• PROVIDED DATA

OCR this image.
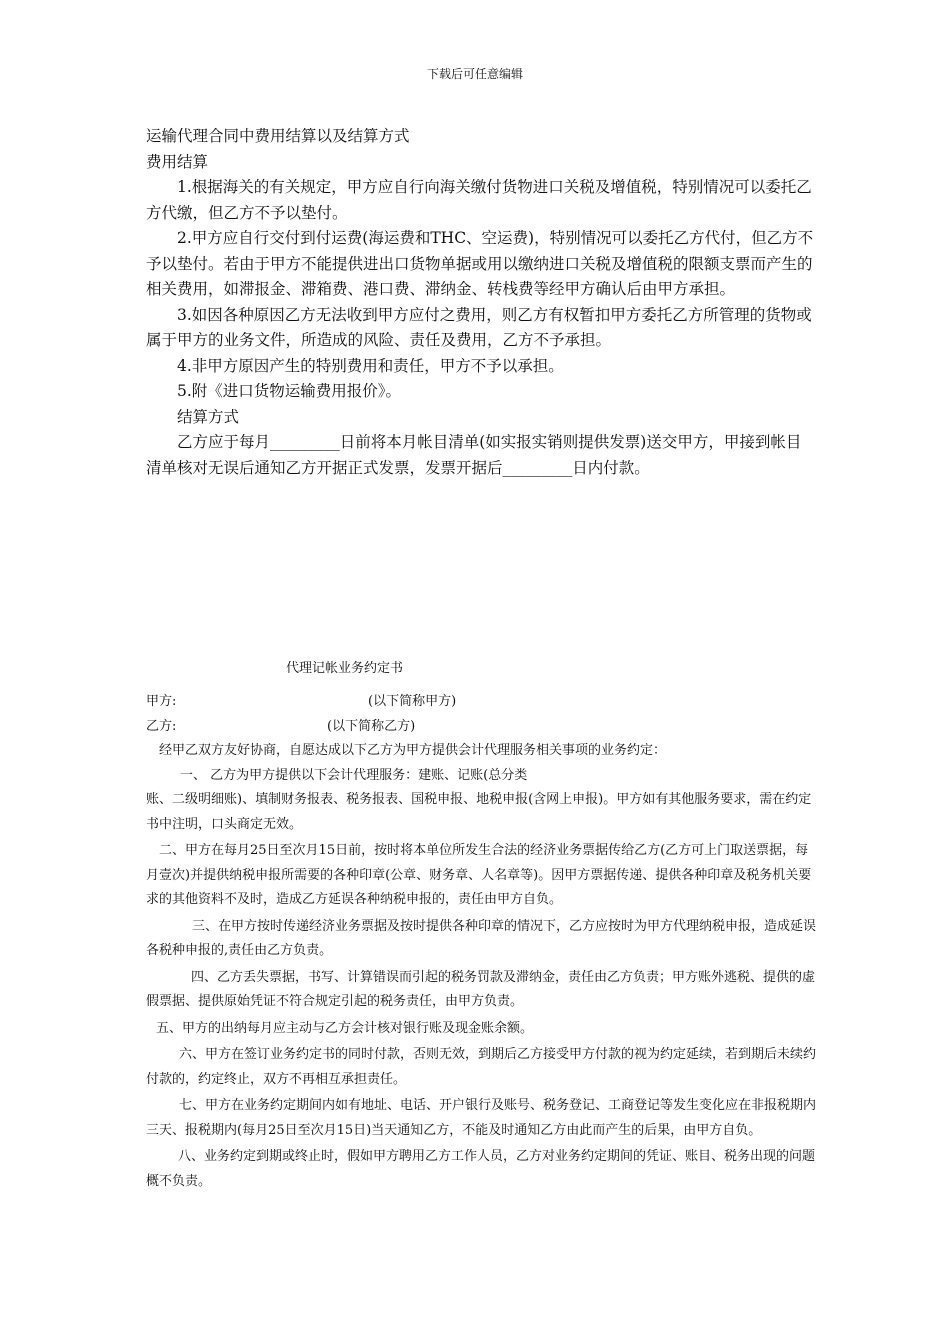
下载后可任意编辑

运输代理合同中费用结算以及结算方式

费用结算

1.根据海关的有关规定，甲方应自行向海关缴付货物进口关税及增值税，特别情况可以委托乙方代缴，但乙方不予以垫付。

2.甲方应自行交付到付运费(海运费和THC、空运费)，特别情况可以委托乙方代付，但乙方不予以垫付。若由于甲方不能提供进出口货物单据或用以缴纳进口关税及增值税的限额支票而产生的相关费用，如滞报金、滞箱费、港口费、滞纳金、转栈费等经甲方确认后由甲方承担。

3.如因各种原因乙方无法收到甲方应付之费用，则乙方有权暂扣甲方委托乙方所管理的货物或属于甲方的业务文件，所造成的风险、责任及费用，乙方不予承担。

4.非甲方原因产生的特别费用和责任，甲方不予以承担。

5.附《进口货物运输费用报价》。

结算方式

乙方应于每月_________日前将本月帐目清单(如实报实销则提供发票)送交甲方，甲接到帐目清单核对无误后通知乙方开据正式发票，发票开据后_________日内付款。

代理记帐业务约定书
甲方:	(以下简称甲方)
乙方:	(以下简称乙方)

经甲乙双方友好协商，自愿达成以下乙方为甲方提供会计代理服务相关事项的业务约定：

一、 乙方为甲方提供以下会计代理服务：建账、记账(总分类

账、二级明细账)、填制财务报表、税务报表、国税申报、地税申报(含网上申报)。甲方如有其他服务要求，需在约定书中注明，口头商定无效。

二、甲方在每月25日至次月15日前，按时将本单位所发生合法的经济业务票据传给乙方(乙方可上门取送票据，每月壹次)并提供纳税申报所需要的各种印章(公章、财务章、人名章等)。因甲方票据传递、提供各种印章及税务机关要求的其他资料不及时，造成乙方延误各种纳税申报的，责任由甲方自负。

三、在甲方按时传递经济业务票据及按时提供各种印章的情况下，乙方应按时为甲方代理纳税申报，造成延误各税种申报的,责任由乙方负责。

四、乙方丢失票据，书写、计算错误而引起的税务罚款及滞纳金，责任由乙方负责；甲方账外逃税、提供的虚假票据、提供原始凭证不符合规定引起的税务责任，由甲方负责。

五、甲方的出纳每月应主动与乙方会计核对银行账及现金账余额。

六、甲方在签订业务约定书的同时付款，否则无效，到期后乙方接受甲方付款的视为约定延续，若到期后未续约付款的，约定终止，双方不再相互承担责任。

七、甲方在业务约定期间内如有地址、电话、开户银行及账号、税务登记、工商登记等发生变化应在非报税期内三天、报税期内(每月25日至次月15日)当天通知乙方，不能及时通知乙方由此而产生的后果，由甲方自负。

八、业务约定到期或终止时，假如甲方聘用乙方工作人员，乙方对业务约定期间的凭证、账目、税务出现的问题概不负责。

• WORK TO BE COMPLETED
Take the records above and transcribe them exactly, dropping every picture.

• RESULT BELOW
OCR this image.
下载后可任意编辑

运输代理合同中费用结算以及结算方式

费用结算

1.根据海关的有关规定，甲方应自行向海关缴付货物进口关税及增值税，特别情况可以委托乙方代缴，但乙方不予以垫付。

2.甲方应自行交付到付运费(海运费和THC、空运费)，特别情况可以委托乙方代付，但乙方不予以垫付。若由于甲方不能提供进出口货物单据或用以缴纳进口关税及增值税的限额支票而产生的相关费用，如滞报金、滞箱费、港口费、滞纳金、转栈费等经甲方确认后由甲方承担。

3.如因各种原因乙方无法收到甲方应付之费用，则乙方有权暂扣甲方委托乙方所管理的货物或属于甲方的业务文件，所造成的风险、责任及费用，乙方不予承担。

4.非甲方原因产生的特别费用和责任，甲方不予以承担。

5.附《进口货物运输费用报价》。

结算方式

乙方应于每月_________日前将本月帐目清单(如实报实销则提供发票)送交甲方，甲接到帐目清单核对无误后通知乙方开据正式发票，发票开据后_________日内付款。

代理记帐业务约定书
甲方:	(以下简称甲方)
乙方:	(以下简称乙方)

经甲乙双方友好协商，自愿达成以下乙方为甲方提供会计代理服务相关事项的业务约定：

一、 乙方为甲方提供以下会计代理服务：建账、记账(总分类

账、二级明细账)、填制财务报表、税务报表、国税申报、地税申报(含网上申报)。甲方如有其他服务要求，需在约定书中注明，口头商定无效。

二、甲方在每月25日至次月15日前，按时将本单位所发生合法的经济业务票据传给乙方(乙方可上门取送票据，每月壹次)并提供纳税申报所需要的各种印章(公章、财务章、人名章等)。因甲方票据传递、提供各种印章及税务机关要求的其他资料不及时，造成乙方延误各种纳税申报的，责任由甲方自负。

三、在甲方按时传递经济业务票据及按时提供各种印章的情况下，乙方应按时为甲方代理纳税申报，造成延误各税种申报的,责任由乙方负责。

四、乙方丢失票据，书写、计算错误而引起的税务罚款及滞纳金，责任由乙方负责；甲方账外逃税、提供的虚假票据、提供原始凭证不符合规定引起的税务责任，由甲方负责。

五、甲方的出纳每月应主动与乙方会计核对银行账及现金账余额。

六、甲方在签订业务约定书的同时付款，否则无效，到期后乙方接受甲方付款的视为约定延续，若到期后未续约付款的，约定终止，双方不再相互承担责任。

七、甲方在业务约定期间内如有地址、电话、开户银行及账号、税务登记、工商登记等发生变化应在非报税期内三天、报税期内(每月25日至次月15日)当天通知乙方，不能及时通知乙方由此而产生的后果，由甲方自负。

八、业务约定到期或终止时，假如甲方聘用乙方工作人员，乙方对业务约定期间的凭证、账目、税务出现的问题概不负责。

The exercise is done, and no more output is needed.